--- Your instructions ---
What follows is a listing; restate every line of it word for word.

>>>

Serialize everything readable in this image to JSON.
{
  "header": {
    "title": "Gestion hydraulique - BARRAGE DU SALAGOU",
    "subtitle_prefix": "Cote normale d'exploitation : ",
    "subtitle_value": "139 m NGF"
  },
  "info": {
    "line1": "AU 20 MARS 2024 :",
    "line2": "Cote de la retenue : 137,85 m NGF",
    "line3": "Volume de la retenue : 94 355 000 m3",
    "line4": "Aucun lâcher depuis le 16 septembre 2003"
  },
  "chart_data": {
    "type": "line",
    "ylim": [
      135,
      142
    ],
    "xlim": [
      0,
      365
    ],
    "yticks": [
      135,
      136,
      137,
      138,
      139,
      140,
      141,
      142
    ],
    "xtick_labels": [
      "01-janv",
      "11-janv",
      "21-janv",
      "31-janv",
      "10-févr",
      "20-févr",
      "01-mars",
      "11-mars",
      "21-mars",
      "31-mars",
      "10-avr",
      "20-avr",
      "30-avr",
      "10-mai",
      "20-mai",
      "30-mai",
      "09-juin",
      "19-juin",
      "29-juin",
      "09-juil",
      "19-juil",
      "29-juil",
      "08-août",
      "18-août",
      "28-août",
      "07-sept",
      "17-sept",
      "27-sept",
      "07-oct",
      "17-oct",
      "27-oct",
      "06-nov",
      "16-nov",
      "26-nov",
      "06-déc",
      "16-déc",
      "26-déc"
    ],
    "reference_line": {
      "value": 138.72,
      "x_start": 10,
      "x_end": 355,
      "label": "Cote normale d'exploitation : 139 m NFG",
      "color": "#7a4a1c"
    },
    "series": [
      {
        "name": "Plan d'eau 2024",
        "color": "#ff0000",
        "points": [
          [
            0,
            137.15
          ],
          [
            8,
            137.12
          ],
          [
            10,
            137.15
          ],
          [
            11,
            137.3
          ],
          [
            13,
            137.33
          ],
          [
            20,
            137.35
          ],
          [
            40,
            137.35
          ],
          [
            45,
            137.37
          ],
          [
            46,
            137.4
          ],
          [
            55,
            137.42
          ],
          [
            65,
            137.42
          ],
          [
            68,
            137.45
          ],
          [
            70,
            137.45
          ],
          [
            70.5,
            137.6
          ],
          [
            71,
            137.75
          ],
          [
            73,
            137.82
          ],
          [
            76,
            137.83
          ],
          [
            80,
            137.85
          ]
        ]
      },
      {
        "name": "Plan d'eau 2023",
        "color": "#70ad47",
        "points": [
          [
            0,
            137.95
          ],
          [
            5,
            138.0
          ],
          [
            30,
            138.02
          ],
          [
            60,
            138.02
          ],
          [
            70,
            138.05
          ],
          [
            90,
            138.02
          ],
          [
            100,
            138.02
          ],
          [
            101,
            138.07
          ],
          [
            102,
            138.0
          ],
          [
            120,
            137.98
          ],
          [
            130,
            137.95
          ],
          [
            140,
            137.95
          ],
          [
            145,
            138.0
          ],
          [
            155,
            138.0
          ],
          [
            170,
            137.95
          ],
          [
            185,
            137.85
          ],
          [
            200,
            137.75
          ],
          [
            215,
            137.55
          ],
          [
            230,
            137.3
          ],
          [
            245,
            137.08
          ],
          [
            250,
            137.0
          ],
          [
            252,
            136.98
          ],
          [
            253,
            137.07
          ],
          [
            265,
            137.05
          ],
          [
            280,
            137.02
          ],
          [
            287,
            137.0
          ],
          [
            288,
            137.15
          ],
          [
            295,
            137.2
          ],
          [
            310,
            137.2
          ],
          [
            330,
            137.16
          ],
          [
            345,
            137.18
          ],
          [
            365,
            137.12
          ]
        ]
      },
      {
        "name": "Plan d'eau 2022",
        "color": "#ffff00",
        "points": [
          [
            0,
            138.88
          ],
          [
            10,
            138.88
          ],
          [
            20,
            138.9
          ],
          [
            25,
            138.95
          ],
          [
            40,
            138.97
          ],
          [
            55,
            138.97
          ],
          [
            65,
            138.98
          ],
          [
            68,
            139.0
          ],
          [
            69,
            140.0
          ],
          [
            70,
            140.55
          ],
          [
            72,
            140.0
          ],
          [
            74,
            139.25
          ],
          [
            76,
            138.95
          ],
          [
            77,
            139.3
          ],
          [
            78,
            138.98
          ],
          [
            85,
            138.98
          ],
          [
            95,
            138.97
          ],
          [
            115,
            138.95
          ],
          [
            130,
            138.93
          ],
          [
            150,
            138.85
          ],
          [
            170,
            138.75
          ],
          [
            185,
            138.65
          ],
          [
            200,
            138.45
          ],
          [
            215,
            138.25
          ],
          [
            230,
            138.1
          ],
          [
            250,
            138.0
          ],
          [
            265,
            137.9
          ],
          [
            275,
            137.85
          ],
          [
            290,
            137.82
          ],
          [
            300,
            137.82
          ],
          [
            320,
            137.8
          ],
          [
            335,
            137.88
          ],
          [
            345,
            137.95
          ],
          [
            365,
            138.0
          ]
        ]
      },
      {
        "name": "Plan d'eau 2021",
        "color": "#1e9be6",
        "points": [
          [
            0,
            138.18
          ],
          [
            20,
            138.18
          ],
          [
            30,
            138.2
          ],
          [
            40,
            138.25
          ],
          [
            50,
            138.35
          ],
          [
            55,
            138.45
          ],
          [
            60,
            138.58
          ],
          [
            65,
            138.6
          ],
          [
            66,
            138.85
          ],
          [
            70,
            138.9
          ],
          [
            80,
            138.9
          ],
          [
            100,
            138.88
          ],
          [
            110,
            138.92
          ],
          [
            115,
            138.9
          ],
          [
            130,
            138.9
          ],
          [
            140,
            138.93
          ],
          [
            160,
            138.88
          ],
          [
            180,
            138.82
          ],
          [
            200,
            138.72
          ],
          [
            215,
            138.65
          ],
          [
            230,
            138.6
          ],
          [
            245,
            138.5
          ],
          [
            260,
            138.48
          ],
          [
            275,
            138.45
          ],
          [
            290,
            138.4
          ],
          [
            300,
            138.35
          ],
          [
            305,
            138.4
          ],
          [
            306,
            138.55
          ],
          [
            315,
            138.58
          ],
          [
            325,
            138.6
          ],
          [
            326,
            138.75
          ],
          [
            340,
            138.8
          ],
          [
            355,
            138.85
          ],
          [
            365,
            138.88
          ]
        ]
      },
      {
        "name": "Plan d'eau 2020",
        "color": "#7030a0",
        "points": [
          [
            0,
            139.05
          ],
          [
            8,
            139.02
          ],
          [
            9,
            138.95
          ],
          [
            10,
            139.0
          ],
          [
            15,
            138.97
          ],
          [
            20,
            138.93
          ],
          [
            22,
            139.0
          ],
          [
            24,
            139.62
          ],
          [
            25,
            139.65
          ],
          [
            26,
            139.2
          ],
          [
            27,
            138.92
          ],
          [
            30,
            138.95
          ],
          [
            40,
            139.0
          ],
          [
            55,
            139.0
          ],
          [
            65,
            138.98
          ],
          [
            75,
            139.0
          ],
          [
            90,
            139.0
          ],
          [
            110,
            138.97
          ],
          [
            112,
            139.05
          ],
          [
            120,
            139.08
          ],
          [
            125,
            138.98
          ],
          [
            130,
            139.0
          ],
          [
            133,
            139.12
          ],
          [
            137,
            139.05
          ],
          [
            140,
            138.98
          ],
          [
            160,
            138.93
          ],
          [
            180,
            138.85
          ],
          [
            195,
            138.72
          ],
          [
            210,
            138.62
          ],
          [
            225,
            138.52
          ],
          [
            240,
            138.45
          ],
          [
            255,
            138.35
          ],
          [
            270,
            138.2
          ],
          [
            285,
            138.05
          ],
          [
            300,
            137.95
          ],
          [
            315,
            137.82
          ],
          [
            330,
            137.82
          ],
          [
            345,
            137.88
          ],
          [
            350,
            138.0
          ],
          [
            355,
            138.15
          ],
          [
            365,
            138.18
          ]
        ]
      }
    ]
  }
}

<<<

--- Reply to the task ---
Serialize everything readable in this image to JSON.
{
  "header": {
    "title": "Gestion hydraulique - BARRAGE DU SALAGOU",
    "subtitle_prefix": "Cote normale d'exploitation : ",
    "subtitle_value": "139 m NGF"
  },
  "info": {
    "line1": "AU 20 MARS 2024 :",
    "line2": "Cote de la retenue : 137,85 m NGF",
    "line3": "Volume de la retenue : 94 355 000 m3",
    "line4": "Aucun lâcher depuis le 16 septembre 2003"
  },
  "chart_data": {
    "type": "line",
    "ylim": [
      135,
      142
    ],
    "xlim": [
      0,
      365
    ],
    "yticks": [
      135,
      136,
      137,
      138,
      139,
      140,
      141,
      142
    ],
    "xtick_labels": [
      "01-janv",
      "11-janv",
      "21-janv",
      "31-janv",
      "10-févr",
      "20-févr",
      "01-mars",
      "11-mars",
      "21-mars",
      "31-mars",
      "10-avr",
      "20-avr",
      "30-avr",
      "10-mai",
      "20-mai",
      "30-mai",
      "09-juin",
      "19-juin",
      "29-juin",
      "09-juil",
      "19-juil",
      "29-juil",
      "08-août",
      "18-août",
      "28-août",
      "07-sept",
      "17-sept",
      "27-sept",
      "07-oct",
      "17-oct",
      "27-oct",
      "06-nov",
      "16-nov",
      "26-nov",
      "06-déc",
      "16-déc",
      "26-déc"
    ],
    "reference_line": {
      "value": 138.72,
      "x_start": 10,
      "x_end": 355,
      "label": "Cote normale d'exploitation : 139 m NFG",
      "color": "#7a4a1c"
    },
    "series": [
      {
        "name": "Plan d'eau 2024",
        "color": "#ff0000",
        "points": [
          [
            0,
            137.15
          ],
          [
            8,
            137.12
          ],
          [
            10,
            137.15
          ],
          [
            11,
            137.3
          ],
          [
            13,
            137.33
          ],
          [
            20,
            137.35
          ],
          [
            40,
            137.35
          ],
          [
            45,
            137.37
          ],
          [
            46,
            137.4
          ],
          [
            55,
            137.42
          ],
          [
            65,
            137.42
          ],
          [
            68,
            137.45
          ],
          [
            70,
            137.45
          ],
          [
            70.5,
            137.6
          ],
          [
            71,
            137.75
          ],
          [
            73,
            137.82
          ],
          [
            76,
            137.83
          ],
          [
            80,
            137.85
          ]
        ]
      },
      {
        "name": "Plan d'eau 2023",
        "color": "#70ad47",
        "points": [
          [
            0,
            137.95
          ],
          [
            5,
            138.0
          ],
          [
            30,
            138.02
          ],
          [
            60,
            138.02
          ],
          [
            70,
            138.05
          ],
          [
            90,
            138.02
          ],
          [
            100,
            138.02
          ],
          [
            101,
            138.07
          ],
          [
            102,
            138.0
          ],
          [
            120,
            137.98
          ],
          [
            130,
            137.95
          ],
          [
            140,
            137.95
          ],
          [
            145,
            138.0
          ],
          [
            155,
            138.0
          ],
          [
            170,
            137.95
          ],
          [
            185,
            137.85
          ],
          [
            200,
            137.75
          ],
          [
            215,
            137.55
          ],
          [
            230,
            137.3
          ],
          [
            245,
            137.08
          ],
          [
            250,
            137.0
          ],
          [
            252,
            136.98
          ],
          [
            253,
            137.07
          ],
          [
            265,
            137.05
          ],
          [
            280,
            137.02
          ],
          [
            287,
            137.0
          ],
          [
            288,
            137.15
          ],
          [
            295,
            137.2
          ],
          [
            310,
            137.2
          ],
          [
            330,
            137.16
          ],
          [
            345,
            137.18
          ],
          [
            365,
            137.12
          ]
        ]
      },
      {
        "name": "Plan d'eau 2022",
        "color": "#ffff00",
        "points": [
          [
            0,
            138.88
          ],
          [
            10,
            138.88
          ],
          [
            20,
            138.9
          ],
          [
            25,
            138.95
          ],
          [
            40,
            138.97
          ],
          [
            55,
            138.97
          ],
          [
            65,
            138.98
          ],
          [
            68,
            139.0
          ],
          [
            69,
            140.0
          ],
          [
            70,
            140.55
          ],
          [
            72,
            140.0
          ],
          [
            74,
            139.25
          ],
          [
            76,
            138.95
          ],
          [
            77,
            139.3
          ],
          [
            78,
            138.98
          ],
          [
            85,
            138.98
          ],
          [
            95,
            138.97
          ],
          [
            115,
            138.95
          ],
          [
            130,
            138.93
          ],
          [
            150,
            138.85
          ],
          [
            170,
            138.75
          ],
          [
            185,
            138.65
          ],
          [
            200,
            138.45
          ],
          [
            215,
            138.25
          ],
          [
            230,
            138.1
          ],
          [
            250,
            138.0
          ],
          [
            265,
            137.9
          ],
          [
            275,
            137.85
          ],
          [
            290,
            137.82
          ],
          [
            300,
            137.82
          ],
          [
            320,
            137.8
          ],
          [
            335,
            137.88
          ],
          [
            345,
            137.95
          ],
          [
            365,
            138.0
          ]
        ]
      },
      {
        "name": "Plan d'eau 2021",
        "color": "#1e9be6",
        "points": [
          [
            0,
            138.18
          ],
          [
            20,
            138.18
          ],
          [
            30,
            138.2
          ],
          [
            40,
            138.25
          ],
          [
            50,
            138.35
          ],
          [
            55,
            138.45
          ],
          [
            60,
            138.58
          ],
          [
            65,
            138.6
          ],
          [
            66,
            138.85
          ],
          [
            70,
            138.9
          ],
          [
            80,
            138.9
          ],
          [
            100,
            138.88
          ],
          [
            110,
            138.92
          ],
          [
            115,
            138.9
          ],
          [
            130,
            138.9
          ],
          [
            140,
            138.93
          ],
          [
            160,
            138.88
          ],
          [
            180,
            138.82
          ],
          [
            200,
            138.72
          ],
          [
            215,
            138.65
          ],
          [
            230,
            138.6
          ],
          [
            245,
            138.5
          ],
          [
            260,
            138.48
          ],
          [
            275,
            138.45
          ],
          [
            290,
            138.4
          ],
          [
            300,
            138.35
          ],
          [
            305,
            138.4
          ],
          [
            306,
            138.55
          ],
          [
            315,
            138.58
          ],
          [
            325,
            138.6
          ],
          [
            326,
            138.75
          ],
          [
            340,
            138.8
          ],
          [
            355,
            138.85
          ],
          [
            365,
            138.88
          ]
        ]
      },
      {
        "name": "Plan d'eau 2020",
        "color": "#7030a0",
        "points": [
          [
            0,
            139.05
          ],
          [
            8,
            139.02
          ],
          [
            9,
            138.95
          ],
          [
            10,
            139.0
          ],
          [
            15,
            138.97
          ],
          [
            20,
            138.93
          ],
          [
            22,
            139.0
          ],
          [
            24,
            139.62
          ],
          [
            25,
            139.65
          ],
          [
            26,
            139.2
          ],
          [
            27,
            138.92
          ],
          [
            30,
            138.95
          ],
          [
            40,
            139.0
          ],
          [
            55,
            139.0
          ],
          [
            65,
            138.98
          ],
          [
            75,
            139.0
          ],
          [
            90,
            139.0
          ],
          [
            110,
            138.97
          ],
          [
            112,
            139.05
          ],
          [
            120,
            139.08
          ],
          [
            125,
            138.98
          ],
          [
            130,
            139.0
          ],
          [
            133,
            139.12
          ],
          [
            137,
            139.05
          ],
          [
            140,
            138.98
          ],
          [
            160,
            138.93
          ],
          [
            180,
            138.85
          ],
          [
            195,
            138.72
          ],
          [
            210,
            138.62
          ],
          [
            225,
            138.52
          ],
          [
            240,
            138.45
          ],
          [
            255,
            138.35
          ],
          [
            270,
            138.2
          ],
          [
            285,
            138.05
          ],
          [
            300,
            137.95
          ],
          [
            315,
            137.82
          ],
          [
            330,
            137.82
          ],
          [
            345,
            137.88
          ],
          [
            350,
            138.0
          ],
          [
            355,
            138.15
          ],
          [
            365,
            138.18
          ]
        ]
      }
    ]
  }
}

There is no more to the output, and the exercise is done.